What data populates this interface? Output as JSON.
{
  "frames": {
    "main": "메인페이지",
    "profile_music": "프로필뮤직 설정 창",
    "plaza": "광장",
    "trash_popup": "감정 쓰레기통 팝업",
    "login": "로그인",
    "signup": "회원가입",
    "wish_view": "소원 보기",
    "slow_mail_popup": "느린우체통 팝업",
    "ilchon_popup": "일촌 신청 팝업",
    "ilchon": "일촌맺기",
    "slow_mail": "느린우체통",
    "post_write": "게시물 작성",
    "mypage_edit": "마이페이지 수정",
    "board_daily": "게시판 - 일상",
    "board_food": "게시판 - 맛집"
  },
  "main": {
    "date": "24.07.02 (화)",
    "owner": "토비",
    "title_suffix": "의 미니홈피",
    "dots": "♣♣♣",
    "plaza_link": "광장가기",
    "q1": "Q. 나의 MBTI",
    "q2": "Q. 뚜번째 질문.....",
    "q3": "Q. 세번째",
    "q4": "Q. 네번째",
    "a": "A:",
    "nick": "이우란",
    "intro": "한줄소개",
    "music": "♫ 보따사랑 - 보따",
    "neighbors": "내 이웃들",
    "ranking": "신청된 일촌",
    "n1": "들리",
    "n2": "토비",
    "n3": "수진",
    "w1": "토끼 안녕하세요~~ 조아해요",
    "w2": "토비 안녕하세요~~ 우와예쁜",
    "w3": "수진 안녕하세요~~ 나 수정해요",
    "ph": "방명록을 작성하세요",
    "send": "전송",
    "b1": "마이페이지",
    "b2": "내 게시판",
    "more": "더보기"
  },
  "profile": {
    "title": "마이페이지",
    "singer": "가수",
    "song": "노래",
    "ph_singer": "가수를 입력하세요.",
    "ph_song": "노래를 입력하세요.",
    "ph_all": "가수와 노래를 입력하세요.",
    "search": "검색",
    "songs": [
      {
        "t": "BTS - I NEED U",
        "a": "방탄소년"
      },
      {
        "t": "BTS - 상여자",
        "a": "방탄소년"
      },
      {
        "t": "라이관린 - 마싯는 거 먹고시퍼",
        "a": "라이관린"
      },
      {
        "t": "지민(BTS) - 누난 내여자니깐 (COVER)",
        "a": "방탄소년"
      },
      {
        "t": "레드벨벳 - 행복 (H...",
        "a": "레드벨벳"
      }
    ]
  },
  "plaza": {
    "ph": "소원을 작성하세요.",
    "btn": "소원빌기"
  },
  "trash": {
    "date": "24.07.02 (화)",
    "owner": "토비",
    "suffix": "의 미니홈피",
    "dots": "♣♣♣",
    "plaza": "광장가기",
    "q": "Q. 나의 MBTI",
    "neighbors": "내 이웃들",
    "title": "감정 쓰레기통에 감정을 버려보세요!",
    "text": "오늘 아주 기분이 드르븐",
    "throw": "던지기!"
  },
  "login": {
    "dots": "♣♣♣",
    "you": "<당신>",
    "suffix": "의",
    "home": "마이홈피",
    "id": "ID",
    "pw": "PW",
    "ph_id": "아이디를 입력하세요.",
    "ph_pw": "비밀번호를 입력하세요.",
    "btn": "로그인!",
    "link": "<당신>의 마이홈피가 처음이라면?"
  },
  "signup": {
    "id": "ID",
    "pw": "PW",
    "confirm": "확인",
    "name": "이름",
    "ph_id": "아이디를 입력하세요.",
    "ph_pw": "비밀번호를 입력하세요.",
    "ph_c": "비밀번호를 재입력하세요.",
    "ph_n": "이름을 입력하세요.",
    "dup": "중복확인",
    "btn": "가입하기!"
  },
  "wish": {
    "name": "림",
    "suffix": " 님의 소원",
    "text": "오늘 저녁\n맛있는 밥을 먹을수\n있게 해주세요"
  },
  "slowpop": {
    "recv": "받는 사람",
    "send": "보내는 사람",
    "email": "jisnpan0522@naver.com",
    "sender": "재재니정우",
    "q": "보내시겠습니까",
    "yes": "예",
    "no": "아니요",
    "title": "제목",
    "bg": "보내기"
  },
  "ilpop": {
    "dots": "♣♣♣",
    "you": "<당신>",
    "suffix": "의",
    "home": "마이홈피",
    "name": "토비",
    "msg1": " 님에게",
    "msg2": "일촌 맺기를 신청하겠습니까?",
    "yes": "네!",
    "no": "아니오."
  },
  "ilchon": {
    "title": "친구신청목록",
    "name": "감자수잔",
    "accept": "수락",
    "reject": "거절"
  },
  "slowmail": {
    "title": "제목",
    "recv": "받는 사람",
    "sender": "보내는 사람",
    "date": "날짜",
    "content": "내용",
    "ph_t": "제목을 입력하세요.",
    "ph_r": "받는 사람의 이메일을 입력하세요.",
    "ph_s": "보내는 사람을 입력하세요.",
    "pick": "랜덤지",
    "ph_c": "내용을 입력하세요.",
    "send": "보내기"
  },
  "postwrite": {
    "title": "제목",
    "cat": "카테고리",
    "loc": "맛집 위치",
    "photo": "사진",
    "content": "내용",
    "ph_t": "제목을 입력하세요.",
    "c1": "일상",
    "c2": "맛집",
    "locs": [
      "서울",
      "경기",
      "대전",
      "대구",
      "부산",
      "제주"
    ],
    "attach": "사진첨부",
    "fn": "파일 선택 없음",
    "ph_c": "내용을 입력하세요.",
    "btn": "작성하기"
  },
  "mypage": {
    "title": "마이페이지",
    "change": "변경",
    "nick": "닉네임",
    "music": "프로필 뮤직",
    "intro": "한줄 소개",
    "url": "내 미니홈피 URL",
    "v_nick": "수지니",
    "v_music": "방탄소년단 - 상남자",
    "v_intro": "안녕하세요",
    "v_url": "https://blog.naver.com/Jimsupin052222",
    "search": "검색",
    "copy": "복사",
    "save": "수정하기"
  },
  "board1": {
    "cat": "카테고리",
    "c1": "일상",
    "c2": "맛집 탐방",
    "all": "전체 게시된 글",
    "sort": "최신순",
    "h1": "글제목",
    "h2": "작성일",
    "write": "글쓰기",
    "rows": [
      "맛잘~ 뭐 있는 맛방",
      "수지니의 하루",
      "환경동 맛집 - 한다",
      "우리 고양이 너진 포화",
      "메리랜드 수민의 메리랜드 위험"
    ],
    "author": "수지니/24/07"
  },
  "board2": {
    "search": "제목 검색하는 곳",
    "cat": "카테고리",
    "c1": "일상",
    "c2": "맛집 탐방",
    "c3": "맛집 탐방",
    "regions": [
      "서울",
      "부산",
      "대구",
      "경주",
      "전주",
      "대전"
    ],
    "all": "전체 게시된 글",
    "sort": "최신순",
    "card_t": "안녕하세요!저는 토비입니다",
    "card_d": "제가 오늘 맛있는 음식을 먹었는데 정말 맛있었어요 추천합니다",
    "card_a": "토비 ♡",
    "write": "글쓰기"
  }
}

• _Set problem_
Copy all the lines, exactly.

• _The completed task_
What data populates this interface? Output as JSON.
{
  "frames": {
    "main": "메인페이지",
    "profile_music": "프로필뮤직 설정 창",
    "plaza": "광장",
    "trash_popup": "감정 쓰레기통 팝업",
    "login": "로그인",
    "signup": "회원가입",
    "wish_view": "소원 보기",
    "slow_mail_popup": "느린우체통 팝업",
    "ilchon_popup": "일촌 신청 팝업",
    "ilchon": "일촌맺기",
    "slow_mail": "느린우체통",
    "post_write": "게시물 작성",
    "mypage_edit": "마이페이지 수정",
    "board_daily": "게시판 - 일상",
    "board_food": "게시판 - 맛집"
  },
  "main": {
    "date": "24.07.02 (화)",
    "owner": "토비",
    "title_suffix": "의 미니홈피",
    "dots": "♣♣♣",
    "plaza_link": "광장가기",
    "q1": "Q. 나의 MBTI",
    "q2": "Q. 뚜번째 질문.....",
    "q3": "Q. 세번째",
    "q4": "Q. 네번째",
    "a": "A:",
    "nick": "이우란",
    "intro": "한줄소개",
    "music": "♫ 보따사랑 - 보따",
    "neighbors": "내 이웃들",
    "ranking": "신청된 일촌",
    "n1": "들리",
    "n2": "토비",
    "n3": "수진",
    "w1": "토끼 안녕하세요~~ 조아해요",
    "w2": "토비 안녕하세요~~ 우와예쁜",
    "w3": "수진 안녕하세요~~ 나 수정해요",
    "ph": "방명록을 작성하세요",
    "send": "전송",
    "b1": "마이페이지",
    "b2": "내 게시판",
    "more": "더보기"
  },
  "profile": {
    "title": "마이페이지",
    "singer": "가수",
    "song": "노래",
    "ph_singer": "가수를 입력하세요.",
    "ph_song": "노래를 입력하세요.",
    "ph_all": "가수와 노래를 입력하세요.",
    "search": "검색",
    "songs": [
      {
        "t": "BTS - I NEED U",
        "a": "방탄소년"
      },
      {
        "t": "BTS - 상여자",
        "a": "방탄소년"
      },
      {
        "t": "라이관린 - 마싯는 거 먹고시퍼",
        "a": "라이관린"
      },
      {
        "t": "지민(BTS) - 누난 내여자니깐 (COVER)",
        "a": "방탄소년"
      },
      {
        "t": "레드벨벳 - 행복 (H...",
        "a": "레드벨벳"
      }
    ]
  },
  "plaza": {
    "ph": "소원을 작성하세요.",
    "btn": "소원빌기"
  },
  "trash": {
    "date": "24.07.02 (화)",
    "owner": "토비",
    "suffix": "의 미니홈피",
    "dots": "♣♣♣",
    "plaza": "광장가기",
    "q": "Q. 나의 MBTI",
    "neighbors": "내 이웃들",
    "title": "감정 쓰레기통에 감정을 버려보세요!",
    "text": "오늘 아주 기분이 드르븐",
    "throw": "던지기!"
  },
  "login": {
    "dots": "♣♣♣",
    "you": "<당신>",
    "suffix": "의",
    "home": "마이홈피",
    "id": "ID",
    "pw": "PW",
    "ph_id": "아이디를 입력하세요.",
    "ph_pw": "비밀번호를 입력하세요.",
    "btn": "로그인!",
    "link": "<당신>의 마이홈피가 처음이라면?"
  },
  "signup": {
    "id": "ID",
    "pw": "PW",
    "confirm": "확인",
    "name": "이름",
    "ph_id": "아이디를 입력하세요.",
    "ph_pw": "비밀번호를 입력하세요.",
    "ph_c": "비밀번호를 재입력하세요.",
    "ph_n": "이름을 입력하세요.",
    "dup": "중복확인",
    "btn": "가입하기!"
  },
  "wish": {
    "name": "림",
    "suffix": " 님의 소원",
    "text": "오늘 저녁\n맛있는 밥을 먹을수\n있게 해주세요"
  },
  "slowpop": {
    "recv": "받는 사람",
    "send": "보내는 사람",
    "email": "jisnpan0522@naver.com",
    "sender": "재재니정우",
    "q": "보내시겠습니까",
    "yes": "예",
    "no": "아니요",
    "title": "제목",
    "bg": "보내기"
  },
  "ilpop": {
    "dots": "♣♣♣",
    "you": "<당신>",
    "suffix": "의",
    "home": "마이홈피",
    "name": "토비",
    "msg1": " 님에게",
    "msg2": "일촌 맺기를 신청하겠습니까?",
    "yes": "네!",
    "no": "아니오."
  },
  "ilchon": {
    "title": "친구신청목록",
    "name": "감자수잔",
    "accept": "수락",
    "reject": "거절"
  },
  "slowmail": {
    "title": "제목",
    "recv": "받는 사람",
    "sender": "보내는 사람",
    "date": "날짜",
    "content": "내용",
    "ph_t": "제목을 입력하세요.",
    "ph_r": "받는 사람의 이메일을 입력하세요.",
    "ph_s": "보내는 사람을 입력하세요.",
    "pick": "랜덤지",
    "ph_c": "내용을 입력하세요.",
    "send": "보내기"
  },
  "postwrite": {
    "title": "제목",
    "cat": "카테고리",
    "loc": "맛집 위치",
    "photo": "사진",
    "content": "내용",
    "ph_t": "제목을 입력하세요.",
    "c1": "일상",
    "c2": "맛집",
    "locs": [
      "서울",
      "경기",
      "대전",
      "대구",
      "부산",
      "제주"
    ],
    "attach": "사진첨부",
    "fn": "파일 선택 없음",
    "ph_c": "내용을 입력하세요.",
    "btn": "작성하기"
  },
  "mypage": {
    "title": "마이페이지",
    "change": "변경",
    "nick": "닉네임",
    "music": "프로필 뮤직",
    "intro": "한줄 소개",
    "url": "내 미니홈피 URL",
    "v_nick": "수지니",
    "v_music": "방탄소년단 - 상남자",
    "v_intro": "안녕하세요",
    "v_url": "https://blog.naver.com/Jimsupin052222",
    "search": "검색",
    "copy": "복사",
    "save": "수정하기"
  },
  "board1": {
    "cat": "카테고리",
    "c1": "일상",
    "c2": "맛집 탐방",
    "all": "전체 게시된 글",
    "sort": "최신순",
    "h1": "글제목",
    "h2": "작성일",
    "write": "글쓰기",
    "rows": [
      "맛잘~ 뭐 있는 맛방",
      "수지니의 하루",
      "환경동 맛집 - 한다",
      "우리 고양이 너진 포화",
      "메리랜드 수민의 메리랜드 위험"
    ],
    "author": "수지니/24/07"
  },
  "board2": {
    "search": "제목 검색하는 곳",
    "cat": "카테고리",
    "c1": "일상",
    "c2": "맛집 탐방",
    "c3": "맛집 탐방",
    "regions": [
      "서울",
      "부산",
      "대구",
      "경주",
      "전주",
      "대전"
    ],
    "all": "전체 게시된 글",
    "sort": "최신순",
    "card_t": "안녕하세요!저는 토비입니다",
    "card_d": "제가 오늘 맛있는 음식을 먹었는데 정말 맛있었어요 추천합니다",
    "card_a": "토비 ♡",
    "write": "글쓰기"
  }
}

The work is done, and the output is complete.